BEGIN DATASET RECORDS

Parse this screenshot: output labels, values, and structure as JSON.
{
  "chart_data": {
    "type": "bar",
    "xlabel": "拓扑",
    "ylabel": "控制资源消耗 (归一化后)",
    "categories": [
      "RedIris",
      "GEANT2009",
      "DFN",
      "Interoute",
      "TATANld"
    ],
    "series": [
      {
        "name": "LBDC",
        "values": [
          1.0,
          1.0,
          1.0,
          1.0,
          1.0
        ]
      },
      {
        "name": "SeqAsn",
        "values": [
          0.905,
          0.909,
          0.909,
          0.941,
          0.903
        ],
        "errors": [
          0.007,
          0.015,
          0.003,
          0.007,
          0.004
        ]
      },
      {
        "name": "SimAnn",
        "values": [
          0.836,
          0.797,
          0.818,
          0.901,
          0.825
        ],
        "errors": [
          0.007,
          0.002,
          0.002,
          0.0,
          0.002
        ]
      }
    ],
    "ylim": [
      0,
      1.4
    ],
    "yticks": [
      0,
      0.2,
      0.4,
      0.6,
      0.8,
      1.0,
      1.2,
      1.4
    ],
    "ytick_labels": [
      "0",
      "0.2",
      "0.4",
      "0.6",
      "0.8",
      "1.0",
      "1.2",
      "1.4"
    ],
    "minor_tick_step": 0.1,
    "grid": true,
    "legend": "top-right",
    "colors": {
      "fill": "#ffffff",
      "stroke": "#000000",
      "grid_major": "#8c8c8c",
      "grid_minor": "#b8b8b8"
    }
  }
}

END DATASET RECORDS

**THE TASK:**
Extract the full listing above without altering anything.

**EXPECTED ANSWER:**
Parse this screenshot: output labels, values, and structure as JSON.
{
  "chart_data": {
    "type": "bar",
    "xlabel": "拓扑",
    "ylabel": "控制资源消耗 (归一化后)",
    "categories": [
      "RedIris",
      "GEANT2009",
      "DFN",
      "Interoute",
      "TATANld"
    ],
    "series": [
      {
        "name": "LBDC",
        "values": [
          1.0,
          1.0,
          1.0,
          1.0,
          1.0
        ]
      },
      {
        "name": "SeqAsn",
        "values": [
          0.905,
          0.909,
          0.909,
          0.941,
          0.903
        ],
        "errors": [
          0.007,
          0.015,
          0.003,
          0.007,
          0.004
        ]
      },
      {
        "name": "SimAnn",
        "values": [
          0.836,
          0.797,
          0.818,
          0.901,
          0.825
        ],
        "errors": [
          0.007,
          0.002,
          0.002,
          0.0,
          0.002
        ]
      }
    ],
    "ylim": [
      0,
      1.4
    ],
    "yticks": [
      0,
      0.2,
      0.4,
      0.6,
      0.8,
      1.0,
      1.2,
      1.4
    ],
    "ytick_labels": [
      "0",
      "0.2",
      "0.4",
      "0.6",
      "0.8",
      "1.0",
      "1.2",
      "1.4"
    ],
    "minor_tick_step": 0.1,
    "grid": true,
    "legend": "top-right",
    "colors": {
      "fill": "#ffffff",
      "stroke": "#000000",
      "grid_major": "#8c8c8c",
      "grid_minor": "#b8b8b8"
    }
  }
}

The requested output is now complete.